**REQUIRED WORK:**
Can you update the items from the beginning of the list through the line containing "345, 361, 385]", inclusive, by changing "glyph" to "character" and leaving everything else untouched?

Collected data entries

☆ ☆ ☆ ☆

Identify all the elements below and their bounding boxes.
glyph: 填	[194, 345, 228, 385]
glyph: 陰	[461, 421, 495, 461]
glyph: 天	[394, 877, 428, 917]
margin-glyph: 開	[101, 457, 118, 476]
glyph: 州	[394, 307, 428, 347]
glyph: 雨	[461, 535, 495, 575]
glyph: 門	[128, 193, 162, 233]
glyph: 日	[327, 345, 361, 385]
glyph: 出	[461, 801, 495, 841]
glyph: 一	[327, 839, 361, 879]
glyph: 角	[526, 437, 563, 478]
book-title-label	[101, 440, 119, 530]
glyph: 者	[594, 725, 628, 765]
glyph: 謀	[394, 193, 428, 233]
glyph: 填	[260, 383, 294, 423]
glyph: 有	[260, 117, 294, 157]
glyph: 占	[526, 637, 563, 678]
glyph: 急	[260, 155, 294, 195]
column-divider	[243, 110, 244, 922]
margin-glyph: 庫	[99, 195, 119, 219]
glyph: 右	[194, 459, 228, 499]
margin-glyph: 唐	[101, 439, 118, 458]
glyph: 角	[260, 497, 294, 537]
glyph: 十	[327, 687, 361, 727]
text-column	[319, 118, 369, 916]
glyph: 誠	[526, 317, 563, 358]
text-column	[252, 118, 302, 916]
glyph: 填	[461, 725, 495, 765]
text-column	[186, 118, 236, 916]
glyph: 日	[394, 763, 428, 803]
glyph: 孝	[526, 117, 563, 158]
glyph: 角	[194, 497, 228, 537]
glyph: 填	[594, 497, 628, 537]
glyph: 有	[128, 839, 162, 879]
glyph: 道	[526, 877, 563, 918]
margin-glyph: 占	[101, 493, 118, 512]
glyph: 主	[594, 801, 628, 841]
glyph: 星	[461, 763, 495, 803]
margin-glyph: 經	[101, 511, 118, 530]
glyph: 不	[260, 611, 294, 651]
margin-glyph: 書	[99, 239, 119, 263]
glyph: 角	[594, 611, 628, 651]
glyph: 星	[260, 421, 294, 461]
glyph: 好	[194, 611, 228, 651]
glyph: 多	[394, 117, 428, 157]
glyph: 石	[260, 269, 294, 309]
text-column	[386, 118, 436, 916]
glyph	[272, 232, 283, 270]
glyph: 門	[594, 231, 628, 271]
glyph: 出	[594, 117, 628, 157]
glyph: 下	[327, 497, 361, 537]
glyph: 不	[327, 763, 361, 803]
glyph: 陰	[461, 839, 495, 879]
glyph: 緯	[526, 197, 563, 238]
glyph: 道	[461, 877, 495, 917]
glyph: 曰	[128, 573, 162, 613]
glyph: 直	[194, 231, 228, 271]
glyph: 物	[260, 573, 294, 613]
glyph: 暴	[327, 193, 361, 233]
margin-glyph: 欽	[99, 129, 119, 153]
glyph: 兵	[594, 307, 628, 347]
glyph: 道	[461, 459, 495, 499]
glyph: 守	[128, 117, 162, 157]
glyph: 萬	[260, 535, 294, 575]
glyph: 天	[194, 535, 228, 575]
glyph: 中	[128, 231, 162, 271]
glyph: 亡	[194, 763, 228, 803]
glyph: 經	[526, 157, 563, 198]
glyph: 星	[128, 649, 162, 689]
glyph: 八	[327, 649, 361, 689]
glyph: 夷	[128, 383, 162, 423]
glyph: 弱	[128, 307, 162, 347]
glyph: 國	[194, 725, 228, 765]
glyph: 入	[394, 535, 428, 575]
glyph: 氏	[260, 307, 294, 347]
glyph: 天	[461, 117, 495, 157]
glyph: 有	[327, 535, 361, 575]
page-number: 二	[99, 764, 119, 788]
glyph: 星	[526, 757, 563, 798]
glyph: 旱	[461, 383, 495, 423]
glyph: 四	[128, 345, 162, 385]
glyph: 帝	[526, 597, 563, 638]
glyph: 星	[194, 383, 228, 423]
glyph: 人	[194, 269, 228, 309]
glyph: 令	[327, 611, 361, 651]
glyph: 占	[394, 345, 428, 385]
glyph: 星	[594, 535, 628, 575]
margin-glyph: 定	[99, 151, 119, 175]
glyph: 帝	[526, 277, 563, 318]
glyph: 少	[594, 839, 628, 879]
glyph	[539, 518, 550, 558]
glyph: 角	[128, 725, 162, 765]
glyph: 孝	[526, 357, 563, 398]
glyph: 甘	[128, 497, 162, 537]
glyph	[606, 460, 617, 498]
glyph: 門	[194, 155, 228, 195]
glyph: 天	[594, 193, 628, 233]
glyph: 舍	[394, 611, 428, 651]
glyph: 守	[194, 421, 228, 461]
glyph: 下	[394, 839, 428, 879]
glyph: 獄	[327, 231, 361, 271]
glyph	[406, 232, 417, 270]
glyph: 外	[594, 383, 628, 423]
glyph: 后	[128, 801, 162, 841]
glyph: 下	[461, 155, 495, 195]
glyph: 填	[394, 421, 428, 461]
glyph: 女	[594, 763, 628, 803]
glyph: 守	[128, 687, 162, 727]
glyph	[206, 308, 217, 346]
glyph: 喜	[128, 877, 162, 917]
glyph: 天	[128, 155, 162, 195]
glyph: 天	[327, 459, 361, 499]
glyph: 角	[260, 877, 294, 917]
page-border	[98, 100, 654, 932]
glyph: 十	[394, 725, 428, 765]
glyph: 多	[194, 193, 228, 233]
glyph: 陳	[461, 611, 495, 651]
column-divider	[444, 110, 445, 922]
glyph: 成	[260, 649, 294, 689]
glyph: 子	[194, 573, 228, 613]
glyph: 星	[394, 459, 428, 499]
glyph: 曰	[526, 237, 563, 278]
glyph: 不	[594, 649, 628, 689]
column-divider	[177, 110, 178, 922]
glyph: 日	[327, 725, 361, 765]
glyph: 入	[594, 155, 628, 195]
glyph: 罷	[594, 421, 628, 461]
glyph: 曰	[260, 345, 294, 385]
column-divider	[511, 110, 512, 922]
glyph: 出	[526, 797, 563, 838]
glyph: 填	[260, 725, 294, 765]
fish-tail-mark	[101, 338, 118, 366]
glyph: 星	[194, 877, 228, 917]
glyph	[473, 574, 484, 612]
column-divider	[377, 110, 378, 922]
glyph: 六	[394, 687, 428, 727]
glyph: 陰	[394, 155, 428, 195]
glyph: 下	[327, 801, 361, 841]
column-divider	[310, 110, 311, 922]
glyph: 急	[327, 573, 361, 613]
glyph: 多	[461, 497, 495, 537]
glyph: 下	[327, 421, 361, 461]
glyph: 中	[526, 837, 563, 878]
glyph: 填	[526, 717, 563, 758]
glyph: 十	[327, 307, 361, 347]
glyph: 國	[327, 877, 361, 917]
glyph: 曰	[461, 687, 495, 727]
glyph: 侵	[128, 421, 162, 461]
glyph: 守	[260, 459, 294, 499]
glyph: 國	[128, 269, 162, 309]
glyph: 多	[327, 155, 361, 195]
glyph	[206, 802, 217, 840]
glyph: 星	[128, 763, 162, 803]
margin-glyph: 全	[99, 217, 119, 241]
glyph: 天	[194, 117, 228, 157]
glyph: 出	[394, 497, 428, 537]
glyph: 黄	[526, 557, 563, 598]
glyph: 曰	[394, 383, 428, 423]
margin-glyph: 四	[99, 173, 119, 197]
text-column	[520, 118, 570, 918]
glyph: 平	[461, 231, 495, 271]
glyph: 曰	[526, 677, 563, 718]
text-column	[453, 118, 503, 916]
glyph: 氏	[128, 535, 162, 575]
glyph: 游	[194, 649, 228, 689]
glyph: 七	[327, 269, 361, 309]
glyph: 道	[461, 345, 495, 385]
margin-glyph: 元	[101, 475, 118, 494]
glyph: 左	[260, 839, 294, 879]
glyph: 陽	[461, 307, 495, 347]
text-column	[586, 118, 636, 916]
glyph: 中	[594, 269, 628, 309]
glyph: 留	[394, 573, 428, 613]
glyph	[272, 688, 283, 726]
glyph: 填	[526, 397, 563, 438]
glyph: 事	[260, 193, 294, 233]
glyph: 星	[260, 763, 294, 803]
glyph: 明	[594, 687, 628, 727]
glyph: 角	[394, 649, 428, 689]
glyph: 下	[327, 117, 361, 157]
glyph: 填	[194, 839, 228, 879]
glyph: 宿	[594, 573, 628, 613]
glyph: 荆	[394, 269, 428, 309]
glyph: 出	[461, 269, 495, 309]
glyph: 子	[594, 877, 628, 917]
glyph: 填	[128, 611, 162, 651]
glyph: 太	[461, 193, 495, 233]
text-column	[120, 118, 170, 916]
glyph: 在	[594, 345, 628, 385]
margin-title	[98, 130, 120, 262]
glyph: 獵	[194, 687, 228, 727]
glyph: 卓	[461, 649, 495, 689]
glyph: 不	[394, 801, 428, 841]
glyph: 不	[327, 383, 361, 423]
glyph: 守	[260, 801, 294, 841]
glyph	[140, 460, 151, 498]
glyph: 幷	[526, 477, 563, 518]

☆ ☆ ☆ ☆

**SOLUTION TO THIS EXERCISE:**
Identify all the elements below and their bounding boxes.
character: 填	[194, 345, 228, 385]
character: 陰	[461, 421, 495, 461]
character: 天	[394, 877, 428, 917]
margin-character: 開	[101, 457, 118, 476]
character: 州	[394, 307, 428, 347]
character: 雨	[461, 535, 495, 575]
character: 門	[128, 193, 162, 233]
character: 日	[327, 345, 361, 385]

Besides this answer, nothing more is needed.